Given instruction 1 — Convert the part of the dataset rows that opens with the line containing "Patent image size: (816, 883)." and closes with the line containing "The cooling air 220 is at (372, 665)." into a Markdown table. Use the columns Row and Line, number each line, and leave out blank lines.

Debuggability Guide#

Overview#

NVIDIA Cloud Functions provides comprehensive debuggability features through two main approaches:

  1. Real-Time Logs

    • Access near real-time logs for faster debugging

    • Available through both NGC UI and CLI

    • No long-term storage, logs are ephemeral during workload lifecycle

    • Significantly reduced latency compared to traditional logging solutions

  2. Remote Command Execution

    • Execute commands on function containers for debugging purposes

    • Support for common Linux commands in NGC CLI

    • Secure, controlled access to container environments

Real-Time Logs#

Real-time logs allow you to view function logs with minimal latency, providing immediate feedback during development and troubleshooting.

Key Benefits#

  • Immediate Feedback: View logs in near real-time, reducing debugging cycles

  • Reduced Latency: Significantly faster than historical log solutions

  • Multiple Access Methods: Available through both NGC UI and CLI interfaces

Getting Started#

Real-time logs are accessible for deployed NVIDIA Cloud Functions.

  1. Access Logs via NGC UI

    • Navigate to your function in the NGC UI

    • Click the 3-dots button next to an active function

    • Select “View Logs” or “View Version Logs”

Dataset rows

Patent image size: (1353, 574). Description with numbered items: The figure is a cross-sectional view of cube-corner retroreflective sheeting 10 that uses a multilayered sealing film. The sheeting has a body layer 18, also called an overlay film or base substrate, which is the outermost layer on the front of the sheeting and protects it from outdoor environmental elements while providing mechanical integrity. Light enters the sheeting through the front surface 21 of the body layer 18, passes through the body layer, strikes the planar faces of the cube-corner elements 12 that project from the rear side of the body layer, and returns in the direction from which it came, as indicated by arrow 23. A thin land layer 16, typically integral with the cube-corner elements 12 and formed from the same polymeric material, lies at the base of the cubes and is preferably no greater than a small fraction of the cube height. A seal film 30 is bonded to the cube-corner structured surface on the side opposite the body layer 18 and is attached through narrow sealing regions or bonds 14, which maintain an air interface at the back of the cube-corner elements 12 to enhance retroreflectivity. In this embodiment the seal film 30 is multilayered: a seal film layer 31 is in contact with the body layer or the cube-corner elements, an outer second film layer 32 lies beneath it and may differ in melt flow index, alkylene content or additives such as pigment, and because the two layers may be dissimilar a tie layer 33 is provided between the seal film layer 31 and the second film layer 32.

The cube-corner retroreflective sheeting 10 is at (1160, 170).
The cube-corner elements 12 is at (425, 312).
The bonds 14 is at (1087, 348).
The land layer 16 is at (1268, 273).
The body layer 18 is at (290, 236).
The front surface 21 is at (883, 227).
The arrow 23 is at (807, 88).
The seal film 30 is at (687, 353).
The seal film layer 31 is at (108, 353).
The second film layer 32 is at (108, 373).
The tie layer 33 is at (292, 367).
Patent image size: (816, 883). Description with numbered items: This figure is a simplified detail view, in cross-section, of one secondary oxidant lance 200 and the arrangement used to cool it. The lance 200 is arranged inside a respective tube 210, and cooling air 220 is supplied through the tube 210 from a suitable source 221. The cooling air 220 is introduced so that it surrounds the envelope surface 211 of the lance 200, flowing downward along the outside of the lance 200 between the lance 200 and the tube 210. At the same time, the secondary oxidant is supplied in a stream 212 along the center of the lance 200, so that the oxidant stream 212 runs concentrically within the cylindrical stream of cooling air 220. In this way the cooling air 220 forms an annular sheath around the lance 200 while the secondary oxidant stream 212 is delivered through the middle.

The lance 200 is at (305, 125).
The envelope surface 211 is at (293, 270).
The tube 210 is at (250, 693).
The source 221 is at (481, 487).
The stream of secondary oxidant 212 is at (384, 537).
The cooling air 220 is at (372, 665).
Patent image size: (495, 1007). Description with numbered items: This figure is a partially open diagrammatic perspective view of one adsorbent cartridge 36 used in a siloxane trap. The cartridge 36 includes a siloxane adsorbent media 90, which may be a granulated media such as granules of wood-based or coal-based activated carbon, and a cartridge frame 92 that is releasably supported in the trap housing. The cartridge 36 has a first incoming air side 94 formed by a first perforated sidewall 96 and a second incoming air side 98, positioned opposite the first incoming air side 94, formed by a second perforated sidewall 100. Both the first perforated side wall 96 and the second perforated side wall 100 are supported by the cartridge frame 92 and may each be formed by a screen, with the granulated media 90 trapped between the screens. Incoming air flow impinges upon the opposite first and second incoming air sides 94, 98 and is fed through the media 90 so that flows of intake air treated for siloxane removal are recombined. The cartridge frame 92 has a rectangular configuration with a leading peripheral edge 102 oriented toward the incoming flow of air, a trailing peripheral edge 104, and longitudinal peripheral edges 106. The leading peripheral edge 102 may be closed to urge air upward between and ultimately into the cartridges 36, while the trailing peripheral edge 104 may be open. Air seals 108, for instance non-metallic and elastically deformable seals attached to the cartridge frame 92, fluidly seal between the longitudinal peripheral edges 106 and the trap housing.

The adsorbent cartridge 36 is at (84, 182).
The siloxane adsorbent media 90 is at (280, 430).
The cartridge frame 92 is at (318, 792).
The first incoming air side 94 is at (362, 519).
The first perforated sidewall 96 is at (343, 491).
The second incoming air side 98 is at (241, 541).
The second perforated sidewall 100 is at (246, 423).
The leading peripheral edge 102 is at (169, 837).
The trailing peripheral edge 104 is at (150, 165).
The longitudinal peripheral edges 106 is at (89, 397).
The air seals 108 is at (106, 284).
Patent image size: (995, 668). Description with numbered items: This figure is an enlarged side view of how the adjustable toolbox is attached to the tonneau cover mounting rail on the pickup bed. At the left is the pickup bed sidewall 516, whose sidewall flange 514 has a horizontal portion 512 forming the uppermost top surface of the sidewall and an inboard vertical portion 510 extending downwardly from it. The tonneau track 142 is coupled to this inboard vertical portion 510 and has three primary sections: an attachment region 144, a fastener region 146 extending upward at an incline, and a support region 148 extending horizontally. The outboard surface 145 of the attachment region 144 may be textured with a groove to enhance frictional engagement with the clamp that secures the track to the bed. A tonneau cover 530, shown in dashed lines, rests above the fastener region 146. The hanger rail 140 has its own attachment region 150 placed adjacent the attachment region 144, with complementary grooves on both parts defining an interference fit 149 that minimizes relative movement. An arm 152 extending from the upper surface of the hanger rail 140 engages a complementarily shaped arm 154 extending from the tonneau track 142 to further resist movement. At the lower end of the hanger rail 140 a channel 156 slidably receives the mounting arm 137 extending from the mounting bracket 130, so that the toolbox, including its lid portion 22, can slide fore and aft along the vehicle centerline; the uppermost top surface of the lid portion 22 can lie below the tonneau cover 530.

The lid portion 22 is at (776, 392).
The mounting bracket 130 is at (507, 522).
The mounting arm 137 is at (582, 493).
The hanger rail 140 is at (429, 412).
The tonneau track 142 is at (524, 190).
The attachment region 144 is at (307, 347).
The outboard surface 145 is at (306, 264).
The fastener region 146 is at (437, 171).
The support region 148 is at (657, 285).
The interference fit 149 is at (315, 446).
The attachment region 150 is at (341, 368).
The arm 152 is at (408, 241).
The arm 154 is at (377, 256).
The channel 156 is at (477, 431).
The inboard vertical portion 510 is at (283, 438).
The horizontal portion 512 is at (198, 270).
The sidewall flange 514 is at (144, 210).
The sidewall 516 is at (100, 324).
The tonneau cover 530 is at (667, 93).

Given instruction 2 — Reproduce the part of the debuggability guide that opens with the words "Key Benefits#" and closes with "NVIDIA Cloud Functions.", changing "debugging cycles" to "debugging iterations".

Exercise solution 1 —
| Row | Line |
|---|---|
| 1 | Patent image size: (816, 883). Description with numbered items: This figure is a simplified detail view, in cross-section, of one secondary oxidant lance 200 and the arrangement used to cool it. The lance 200 is arranged inside a respective tube 210, and cooling air 220 is supplied through the tube 210 from a suitable source 221. The cooling air 220 is introduced so that it surrounds the envelope surface 211 of the lance 200, flowing downward along the outside of the lance 200 between the lance 200 and the tube 210. At the same time, the secondary oxidant is supplied in a stream 212 along the center of the lance 200, so that the oxidant stream 212 runs concentrically within the cylindrical stream of cooling air 220. In this way the cooling air 220 forms an annular sheath around the lance 200 while the secondary oxidant stream 212 is delivered through the middle. |
| 2 | The lance 200 is at (305, 125). |
| 3 | The envelope surface 211 is at (293, 270). |
| 4 | The tube 210 is at (250, 693). |
| 5 | The source 221 is at (481, 487). |
| 6 | The stream of secondary oxidant 212 is at (384, 537). |
| 7 | The cooling air 220 is at (372, 665). |

Exercise solution 2 —
Key Benefits#

  • Immediate Feedback: View logs in near real-time, reducing debugging iterations

  • Reduced Latency: Significantly faster than historical log solutions

  • Multiple Access Methods: Available through both NGC UI and CLI interfaces

Getting Started#

Real-time logs are accessible for deployed NVIDIA Cloud Functions.